THE INPUT –
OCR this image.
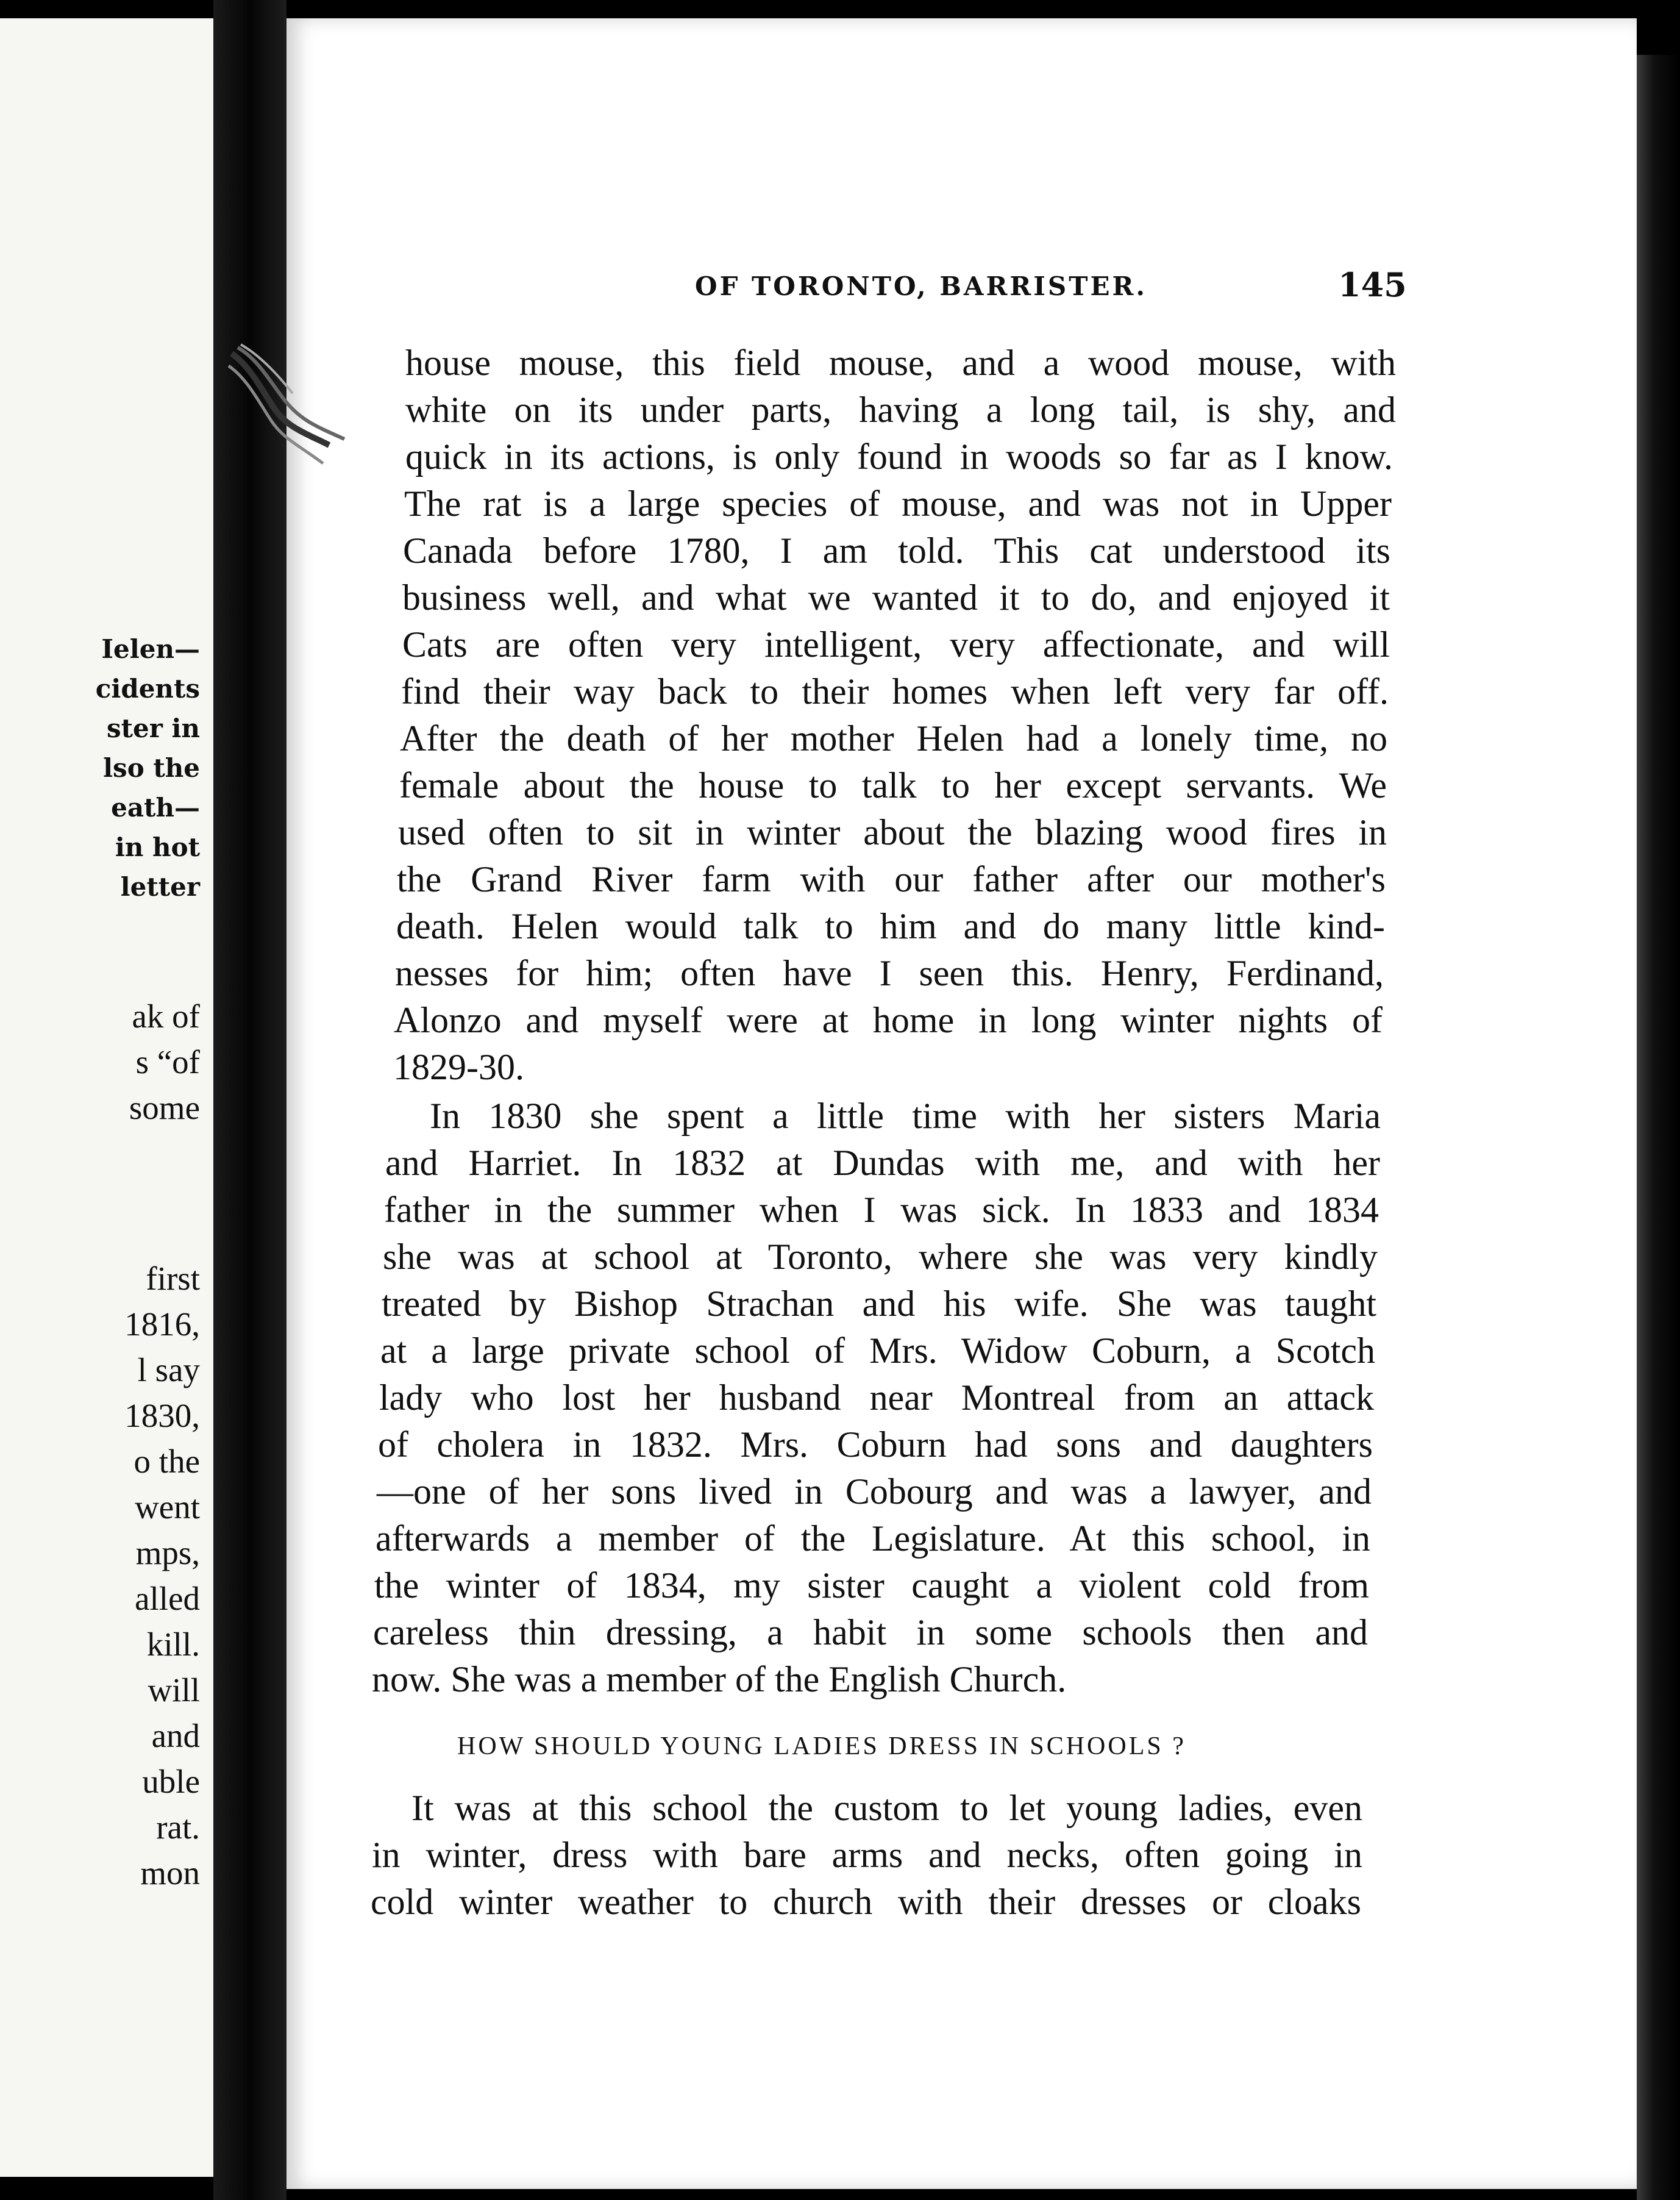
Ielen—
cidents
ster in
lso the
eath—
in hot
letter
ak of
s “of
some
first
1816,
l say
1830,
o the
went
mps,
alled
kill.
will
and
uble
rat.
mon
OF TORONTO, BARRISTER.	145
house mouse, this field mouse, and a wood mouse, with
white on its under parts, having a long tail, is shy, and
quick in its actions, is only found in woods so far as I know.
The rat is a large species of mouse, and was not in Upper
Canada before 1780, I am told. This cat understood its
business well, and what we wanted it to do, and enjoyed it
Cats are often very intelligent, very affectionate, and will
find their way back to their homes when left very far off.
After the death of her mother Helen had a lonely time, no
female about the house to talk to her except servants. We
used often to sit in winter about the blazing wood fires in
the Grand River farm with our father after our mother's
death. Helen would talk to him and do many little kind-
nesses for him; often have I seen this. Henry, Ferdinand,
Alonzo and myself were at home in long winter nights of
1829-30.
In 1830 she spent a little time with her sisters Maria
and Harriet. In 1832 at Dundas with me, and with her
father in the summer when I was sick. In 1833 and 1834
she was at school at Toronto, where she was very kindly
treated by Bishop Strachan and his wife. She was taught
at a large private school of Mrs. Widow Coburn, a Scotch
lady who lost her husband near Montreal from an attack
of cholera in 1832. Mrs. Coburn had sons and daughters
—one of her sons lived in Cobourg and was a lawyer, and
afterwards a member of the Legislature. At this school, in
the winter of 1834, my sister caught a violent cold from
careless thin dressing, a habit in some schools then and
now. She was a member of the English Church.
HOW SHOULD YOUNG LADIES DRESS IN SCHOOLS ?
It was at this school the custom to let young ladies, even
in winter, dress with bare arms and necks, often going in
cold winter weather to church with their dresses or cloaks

...

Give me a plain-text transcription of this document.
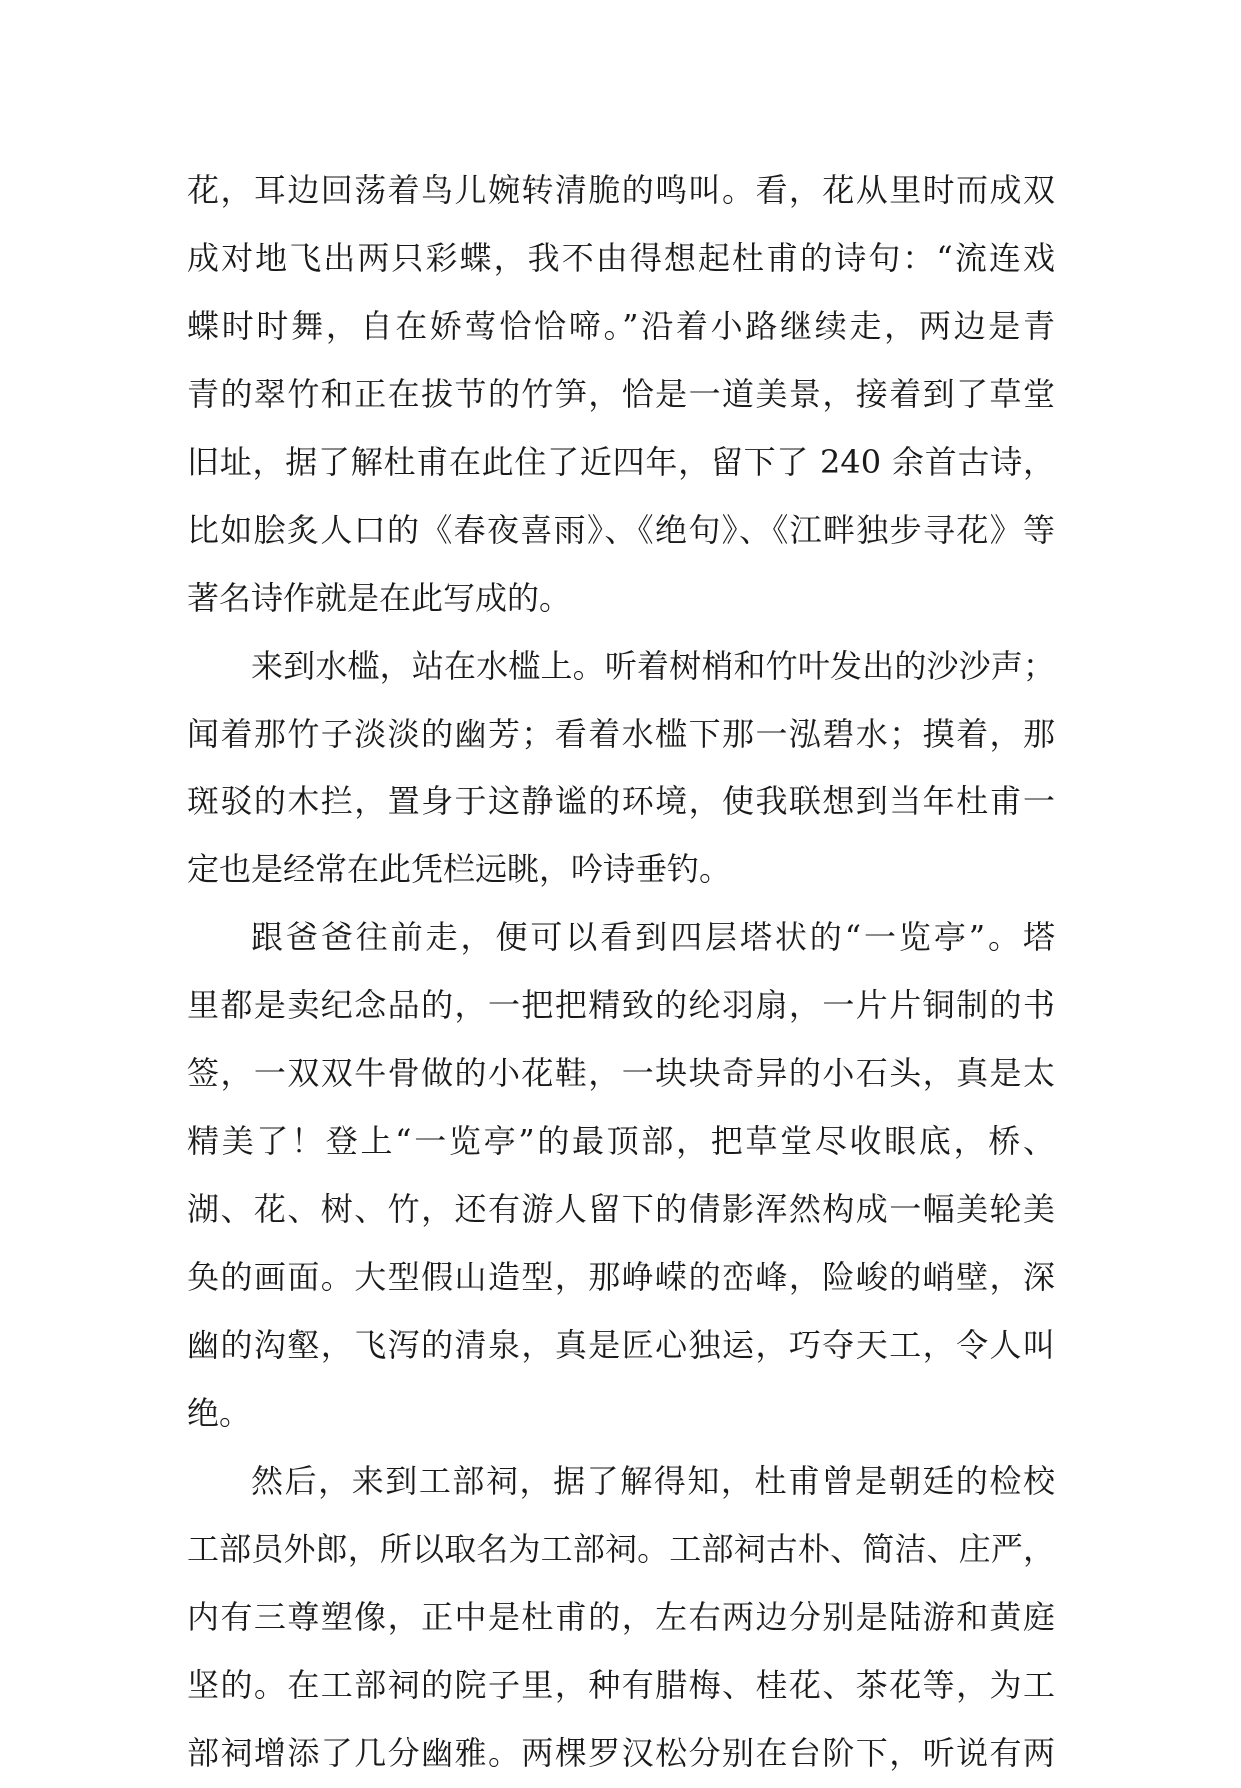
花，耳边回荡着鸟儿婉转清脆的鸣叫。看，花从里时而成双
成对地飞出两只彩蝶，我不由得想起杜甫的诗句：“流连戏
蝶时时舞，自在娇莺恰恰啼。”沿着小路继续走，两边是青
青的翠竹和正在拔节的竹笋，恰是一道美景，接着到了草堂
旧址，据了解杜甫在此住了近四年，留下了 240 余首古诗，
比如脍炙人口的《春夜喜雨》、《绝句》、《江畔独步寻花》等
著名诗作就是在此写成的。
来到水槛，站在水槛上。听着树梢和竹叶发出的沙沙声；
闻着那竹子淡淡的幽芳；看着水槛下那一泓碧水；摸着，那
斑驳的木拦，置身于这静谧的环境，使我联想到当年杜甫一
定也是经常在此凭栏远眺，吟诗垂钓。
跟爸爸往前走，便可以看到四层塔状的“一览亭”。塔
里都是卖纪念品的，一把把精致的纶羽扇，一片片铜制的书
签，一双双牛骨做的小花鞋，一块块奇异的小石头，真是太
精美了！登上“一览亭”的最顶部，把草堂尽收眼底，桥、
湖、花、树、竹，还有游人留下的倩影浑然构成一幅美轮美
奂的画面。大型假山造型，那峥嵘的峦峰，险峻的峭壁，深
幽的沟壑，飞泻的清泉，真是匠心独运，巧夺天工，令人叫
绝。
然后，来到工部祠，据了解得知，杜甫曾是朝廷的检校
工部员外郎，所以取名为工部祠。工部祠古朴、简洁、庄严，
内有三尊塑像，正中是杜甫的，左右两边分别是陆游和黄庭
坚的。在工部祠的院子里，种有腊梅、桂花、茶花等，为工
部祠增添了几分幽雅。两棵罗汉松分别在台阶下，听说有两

STATED GOAL –
Only lines with the string "about" belong in your answer; copy each one.

TASK RESPONSE –
female about the house to talk to her except servants. We
used often to sit in winter about the blazing wood fires in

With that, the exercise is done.